Line by line, restate the material exactly.
*** Opening of Records shown ***
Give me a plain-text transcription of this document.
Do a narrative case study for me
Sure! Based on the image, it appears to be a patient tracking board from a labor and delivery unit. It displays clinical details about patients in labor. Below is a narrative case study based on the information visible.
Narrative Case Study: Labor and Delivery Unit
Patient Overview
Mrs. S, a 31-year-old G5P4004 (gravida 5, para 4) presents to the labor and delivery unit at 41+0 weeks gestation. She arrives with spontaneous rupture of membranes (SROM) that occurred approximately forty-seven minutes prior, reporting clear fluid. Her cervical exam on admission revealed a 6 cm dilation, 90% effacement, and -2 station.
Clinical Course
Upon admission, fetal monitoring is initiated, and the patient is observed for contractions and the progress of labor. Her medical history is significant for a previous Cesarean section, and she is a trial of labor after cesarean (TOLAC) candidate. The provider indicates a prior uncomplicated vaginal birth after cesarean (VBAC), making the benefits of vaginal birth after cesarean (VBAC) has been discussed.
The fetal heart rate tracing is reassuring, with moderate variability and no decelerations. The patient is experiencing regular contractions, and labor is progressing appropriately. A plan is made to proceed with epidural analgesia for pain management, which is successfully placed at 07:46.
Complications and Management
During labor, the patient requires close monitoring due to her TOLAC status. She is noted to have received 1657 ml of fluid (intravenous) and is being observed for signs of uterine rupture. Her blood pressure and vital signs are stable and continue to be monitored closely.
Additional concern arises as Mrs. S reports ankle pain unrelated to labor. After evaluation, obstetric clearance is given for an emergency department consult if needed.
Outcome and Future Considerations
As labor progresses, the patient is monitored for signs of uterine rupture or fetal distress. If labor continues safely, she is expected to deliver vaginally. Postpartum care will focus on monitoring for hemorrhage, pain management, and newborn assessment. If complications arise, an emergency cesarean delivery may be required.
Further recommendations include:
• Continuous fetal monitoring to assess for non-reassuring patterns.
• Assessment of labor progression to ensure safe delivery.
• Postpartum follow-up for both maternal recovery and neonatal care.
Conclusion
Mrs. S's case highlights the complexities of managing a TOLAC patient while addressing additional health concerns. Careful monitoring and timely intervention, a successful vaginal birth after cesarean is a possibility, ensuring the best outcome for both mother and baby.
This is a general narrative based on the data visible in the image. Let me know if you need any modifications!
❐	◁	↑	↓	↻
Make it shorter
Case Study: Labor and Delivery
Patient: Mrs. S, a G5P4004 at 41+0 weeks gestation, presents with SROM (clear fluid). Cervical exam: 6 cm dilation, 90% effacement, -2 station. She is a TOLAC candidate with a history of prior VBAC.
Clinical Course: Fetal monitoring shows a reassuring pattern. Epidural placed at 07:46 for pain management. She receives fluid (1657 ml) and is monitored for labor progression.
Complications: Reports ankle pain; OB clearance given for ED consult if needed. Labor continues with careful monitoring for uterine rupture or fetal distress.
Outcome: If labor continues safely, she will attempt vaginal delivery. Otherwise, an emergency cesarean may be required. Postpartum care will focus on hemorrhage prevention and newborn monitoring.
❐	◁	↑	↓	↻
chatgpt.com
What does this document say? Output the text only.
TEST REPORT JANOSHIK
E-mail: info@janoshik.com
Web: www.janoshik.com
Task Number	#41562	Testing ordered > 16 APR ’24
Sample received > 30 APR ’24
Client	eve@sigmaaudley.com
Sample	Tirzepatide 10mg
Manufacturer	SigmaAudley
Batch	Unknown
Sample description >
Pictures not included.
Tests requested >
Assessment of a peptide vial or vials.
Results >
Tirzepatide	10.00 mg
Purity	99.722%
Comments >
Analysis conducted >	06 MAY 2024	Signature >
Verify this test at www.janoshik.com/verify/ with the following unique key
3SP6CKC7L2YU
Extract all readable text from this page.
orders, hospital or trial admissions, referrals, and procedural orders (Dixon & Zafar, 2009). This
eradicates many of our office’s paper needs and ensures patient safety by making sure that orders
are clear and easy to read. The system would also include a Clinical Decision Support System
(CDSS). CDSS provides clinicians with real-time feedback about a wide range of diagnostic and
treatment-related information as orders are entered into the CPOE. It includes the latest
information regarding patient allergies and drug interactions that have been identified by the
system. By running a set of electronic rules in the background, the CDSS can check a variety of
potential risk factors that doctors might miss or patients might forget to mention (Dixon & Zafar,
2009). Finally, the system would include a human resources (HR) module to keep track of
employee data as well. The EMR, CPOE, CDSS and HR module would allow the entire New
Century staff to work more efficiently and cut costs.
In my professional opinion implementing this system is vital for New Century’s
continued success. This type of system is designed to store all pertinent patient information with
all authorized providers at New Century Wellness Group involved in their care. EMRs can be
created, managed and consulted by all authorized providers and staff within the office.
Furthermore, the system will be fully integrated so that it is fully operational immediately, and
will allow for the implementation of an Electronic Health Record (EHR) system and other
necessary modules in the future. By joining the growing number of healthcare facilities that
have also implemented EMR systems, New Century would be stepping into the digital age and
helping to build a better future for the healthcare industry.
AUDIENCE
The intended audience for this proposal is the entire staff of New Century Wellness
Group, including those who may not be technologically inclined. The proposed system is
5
*** Close of Records shown ***
• _Solution for this problem_:
Give me a plain-text transcription of this document.
Do a narrative case study for me
Sure! Based on the image, it appears to be a patient tracking board from a labor and delivery unit. It displays clinical details about patients in labor. Below is a narrative case study based on the information visible.
Narrative Case Study: Labor and Delivery Unit
Patient Overview
Mrs. S, a 31-year-old G5P4004 (gravida 5, para 4) presents to the labor and delivery unit at 41+0 weeks gestation. She arrives with spontaneous rupture of membranes (SROM) that occurred approximately forty-seven minutes prior, reporting clear fluid. Her cervical exam on admission revealed a 6 cm dilation, 90% effacement, and -2 station.
Clinical Course
Upon admission, fetal monitoring is initiated, and the patient is observed for contractions and the progress of labor. Her medical history is significant for a previous Cesarean section, and she is a trial of labor after cesarean (TOLAC) candidate. The provider indicates a prior uncomplicated vaginal birth after cesarean (VBAC), making the benefits of vaginal birth after cesarean (VBAC) has been discussed.
The fetal heart rate tracing is reassuring, with moderate variability and no decelerations. The patient is experiencing regular contractions, and labor is progressing appropriately. A plan is made to proceed with epidural analgesia for pain management, which is successfully placed at 07:46.
Complications and Management
During labor, the patient requires close monitoring due to her TOLAC status. She is noted to have received 1657 ml of fluid (intravenous) and is being observed for signs of uterine rupture. Her blood pressure and vital signs are stable and continue to be monitored closely.
Additional concern arises as Mrs. S reports ankle pain unrelated to labor. After evaluation, obstetric clearance is given for an emergency department consult if needed.
Outcome and Future Considerations
As labor progresses, the patient is monitored for signs of uterine rupture or fetal distress. If labor continues safely, she is expected to deliver vaginally. Postpartum care will focus on monitoring for hemorrhage, pain management, and newborn assessment. If complications arise, an emergency cesarean delivery may be required.
Further recommendations include:
• Continuous fetal monitoring to assess for non-reassuring patterns.
• Assessment of labor progression to ensure safe delivery.
• Postpartum follow-up for both maternal recovery and neonatal care.
Conclusion
Mrs. S's case highlights the complexities of managing a TOLAC patient while addressing additional health concerns. Careful monitoring and timely intervention, a successful vaginal birth after cesarean is a possibility, ensuring the best outcome for both mother and baby.
This is a general narrative based on the data visible in the image. Let me know if you need any modifications!
❐	◁	↑	↓	↻
Make it shorter
Case Study: Labor and Delivery
Patient: Mrs. S, a G5P4004 at 41+0 weeks gestation, presents with SROM (clear fluid). Cervical exam: 6 cm dilation, 90% effacement, -2 station. She is a TOLAC candidate with a history of prior VBAC.
Clinical Course: Fetal monitoring shows a reassuring pattern. Epidural placed at 07:46 for pain management. She receives fluid (1657 ml) and is monitored for labor progression.
Complications: Reports ankle pain; OB clearance given for ED consult if needed. Labor continues with careful monitoring for uterine rupture or fetal distress.
Outcome: If labor continues safely, she will attempt vaginal delivery. Otherwise, an emergency cesarean may be required. Postpartum care will focus on hemorrhage prevention and newborn monitoring.
❐	◁	↑	↓	↻
chatgpt.com
What does this document say? Output the text only.
TEST REPORT JANOSHIK
E-mail: info@janoshik.com
Web: www.janoshik.com
Task Number	#41562	Testing ordered > 16 APR ’24
Sample received > 30 APR ’24
Client	eve@sigmaaudley.com
Sample	Tirzepatide 10mg
Manufacturer	SigmaAudley
Batch	Unknown
Sample description >
Pictures not included.
Tests requested >
Assessment of a peptide vial or vials.
Results >
Tirzepatide	10.00 mg
Purity	99.722%
Comments >
Analysis conducted >	06 MAY 2024	Signature >
Verify this test at www.janoshik.com/verify/ with the following unique key
3SP6CKC7L2YU
Extract all readable text from this page.
orders, hospital or trial admissions, referrals, and procedural orders (Dixon & Zafar, 2009). This
eradicates many of our office’s paper needs and ensures patient safety by making sure that orders
are clear and easy to read. The system would also include a Clinical Decision Support System
(CDSS). CDSS provides clinicians with real-time feedback about a wide range of diagnostic and
treatment-related information as orders are entered into the CPOE. It includes the latest
information regarding patient allergies and drug interactions that have been identified by the
system. By running a set of electronic rules in the background, the CDSS can check a variety of
potential risk factors that doctors might miss or patients might forget to mention (Dixon & Zafar,
2009). Finally, the system would include a human resources (HR) module to keep track of
employee data as well. The EMR, CPOE, CDSS and HR module would allow the entire New
Century staff to work more efficiently and cut costs.
In my professional opinion implementing this system is vital for New Century’s
continued success. This type of system is designed to store all pertinent patient information with
all authorized providers at New Century Wellness Group involved in their care. EMRs can be
created, managed and consulted by all authorized providers and staff within the office.
Furthermore, the system will be fully integrated so that it is fully operational immediately, and
will allow for the implementation of an Electronic Health Record (EHR) system and other
necessary modules in the future. By joining the growing number of healthcare facilities that
have also implemented EMR systems, New Century would be stepping into the digital age and
helping to build a better future for the healthcare industry.
AUDIENCE
The intended audience for this proposal is the entire staff of New Century Wellness
Group, including those who may not be technologically inclined. The proposed system is
5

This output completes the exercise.